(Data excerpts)
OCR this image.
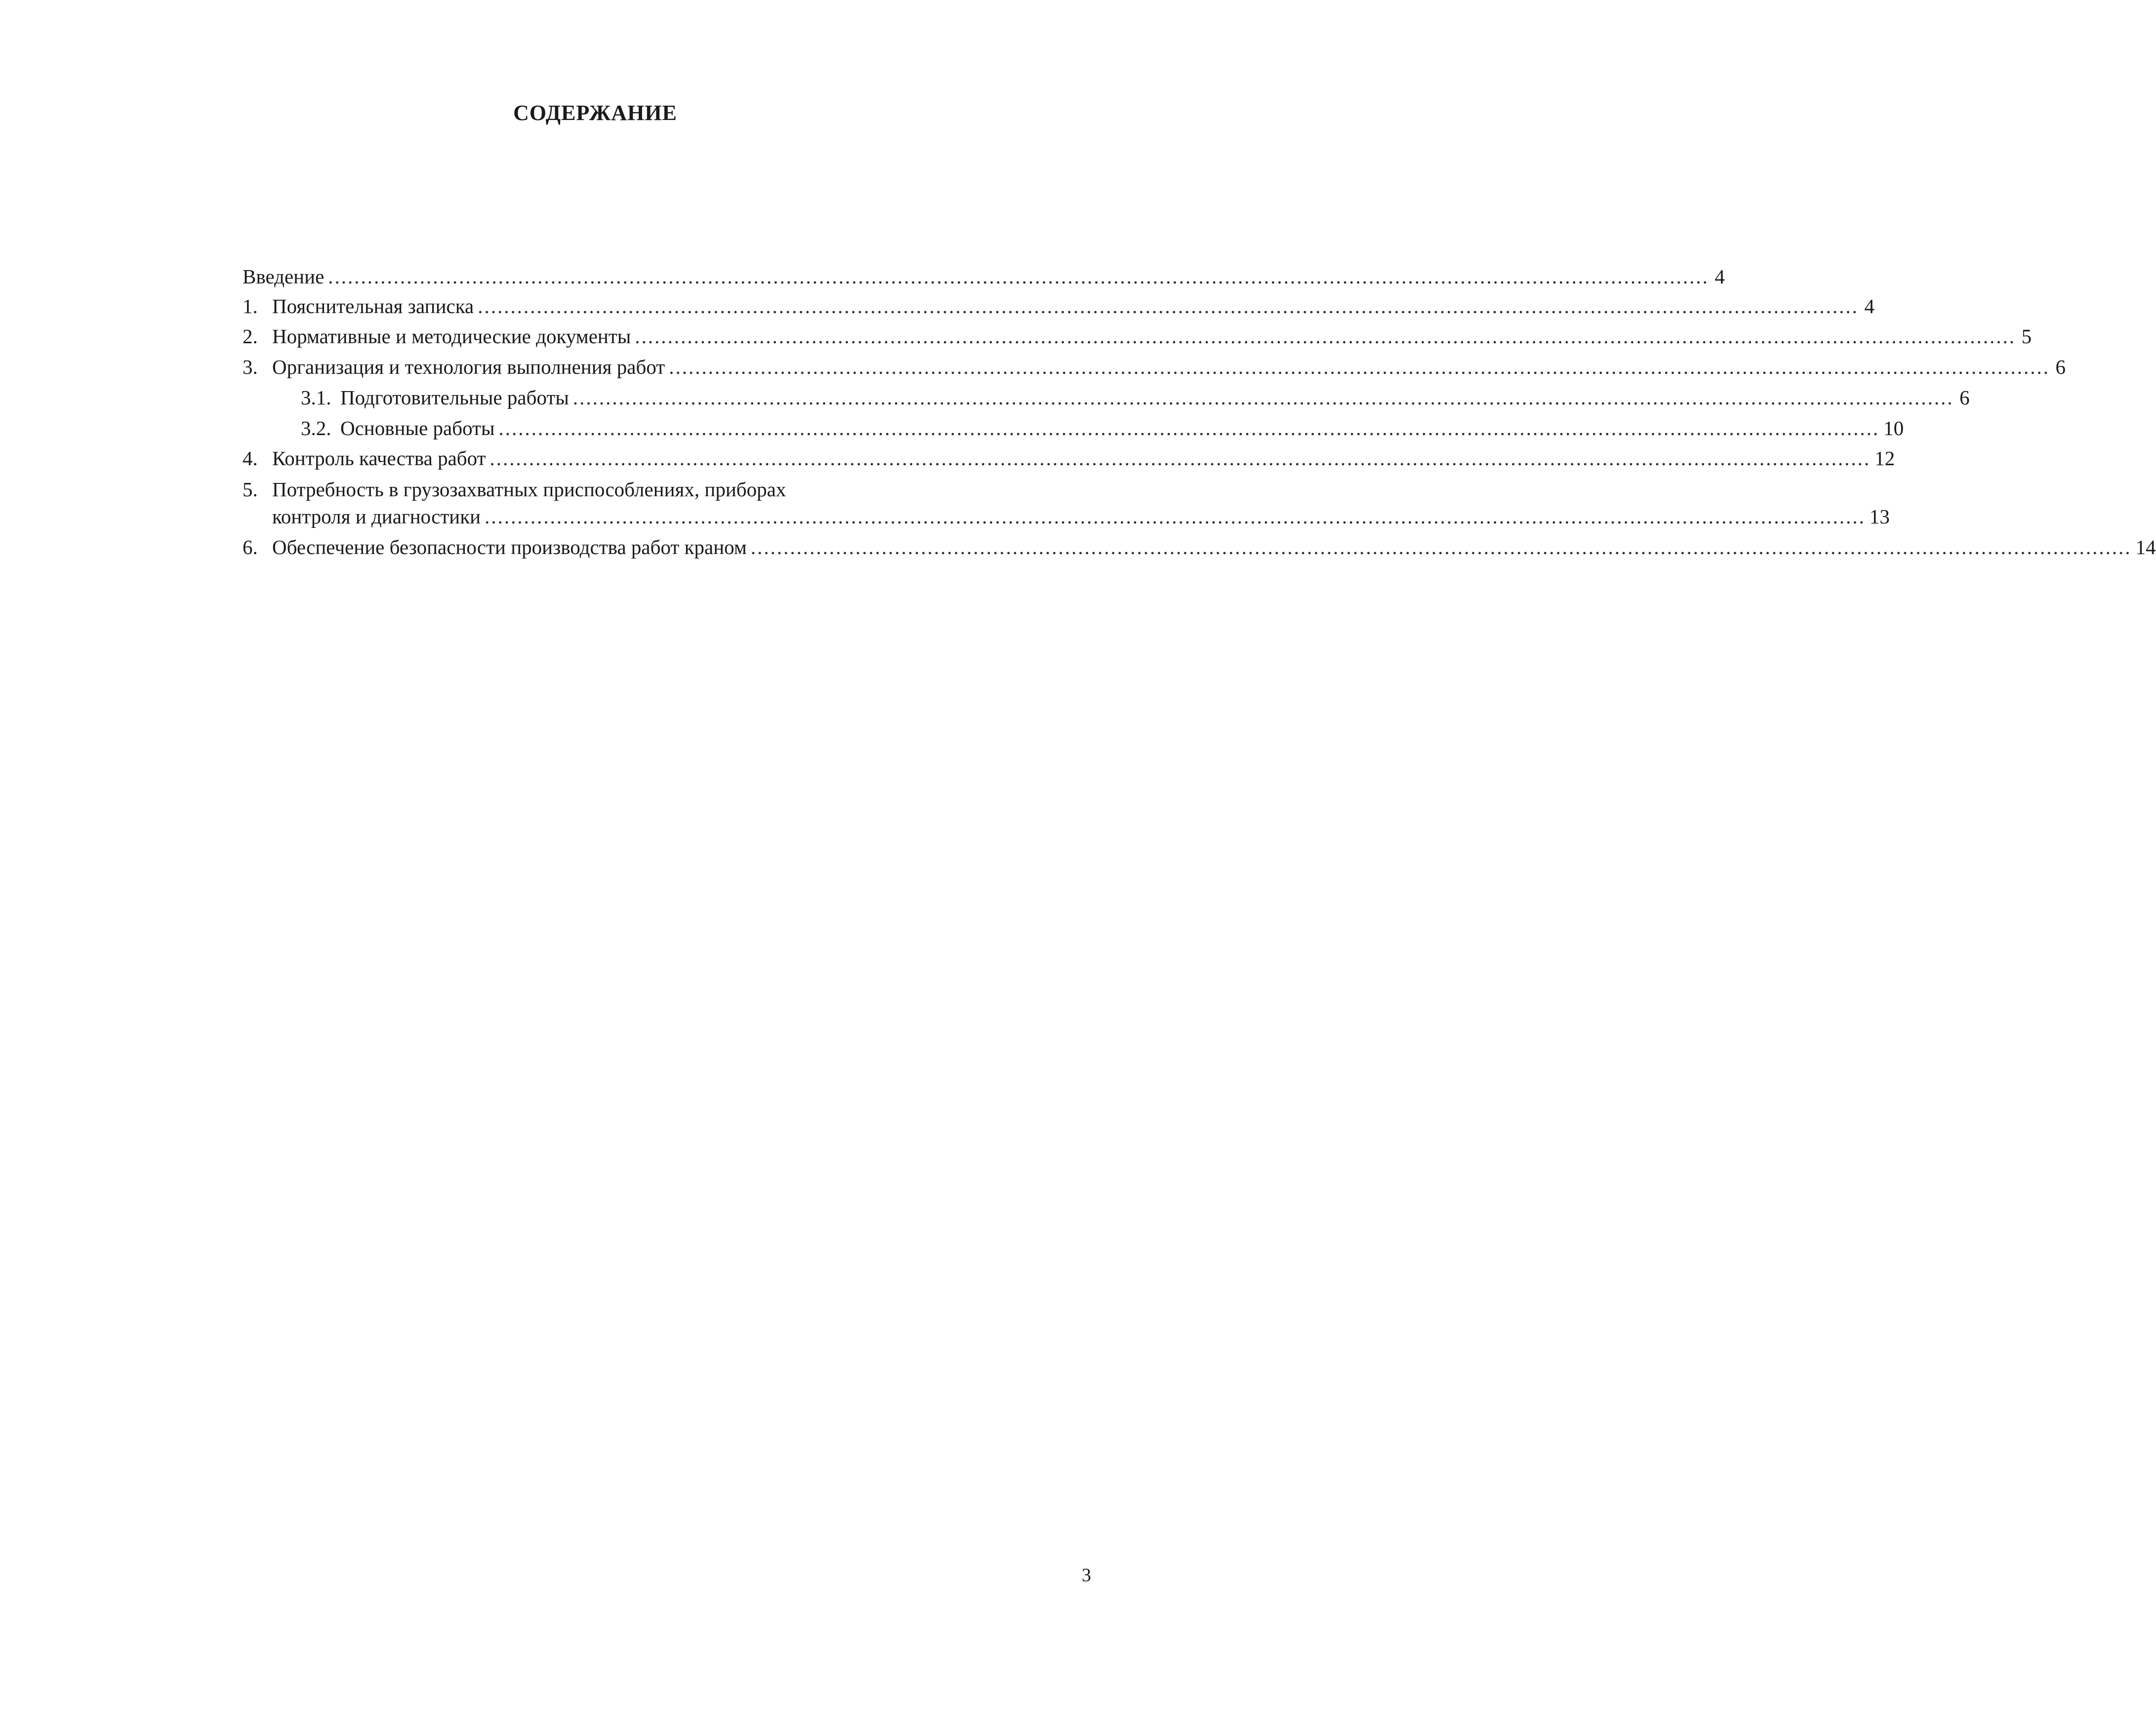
СОДЕРЖАНИЕ
Введение ................................................................................................................................................................................................................... 4
1. Пояснительная записка ................................................................................................................................................................................................................... 4
2. Нормативные и методические документы ................................................................................................................................................................................................................... 5
3. Организация и технология выполнения работ ................................................................................................................................................................................................................... 6
3.1. Подготовительные работы ................................................................................................................................................................................................................... 6
3.2. Основные работы ................................................................................................................................................................................................................... 10
4. Контроль качества работ ................................................................................................................................................................................................................... 12
5. Потребность в грузозахватных приспособлениях, приборах
контроля и диагностики ................................................................................................................................................................................................................... 13
6. Обеспечение безопасности производства работ краном ................................................................................................................................................................................................................... 14
3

WORK REQUIRED — Go through the entries above and print each one exactly, minus the pictures.

WRITTEN REPLY —
OCR this image.
СОДЕРЖАНИЕ
Введение ................................................................................................................................................................................................................... 4
1. Пояснительная записка ................................................................................................................................................................................................................... 4
2. Нормативные и методические документы ................................................................................................................................................................................................................... 5
3. Организация и технология выполнения работ ................................................................................................................................................................................................................... 6
3.1. Подготовительные работы ................................................................................................................................................................................................................... 6
3.2. Основные работы ................................................................................................................................................................................................................... 10
4. Контроль качества работ ................................................................................................................................................................................................................... 12
5. Потребность в грузозахватных приспособлениях, приборах
контроля и диагностики ................................................................................................................................................................................................................... 13
6. Обеспечение безопасности производства работ краном ................................................................................................................................................................................................................... 14
3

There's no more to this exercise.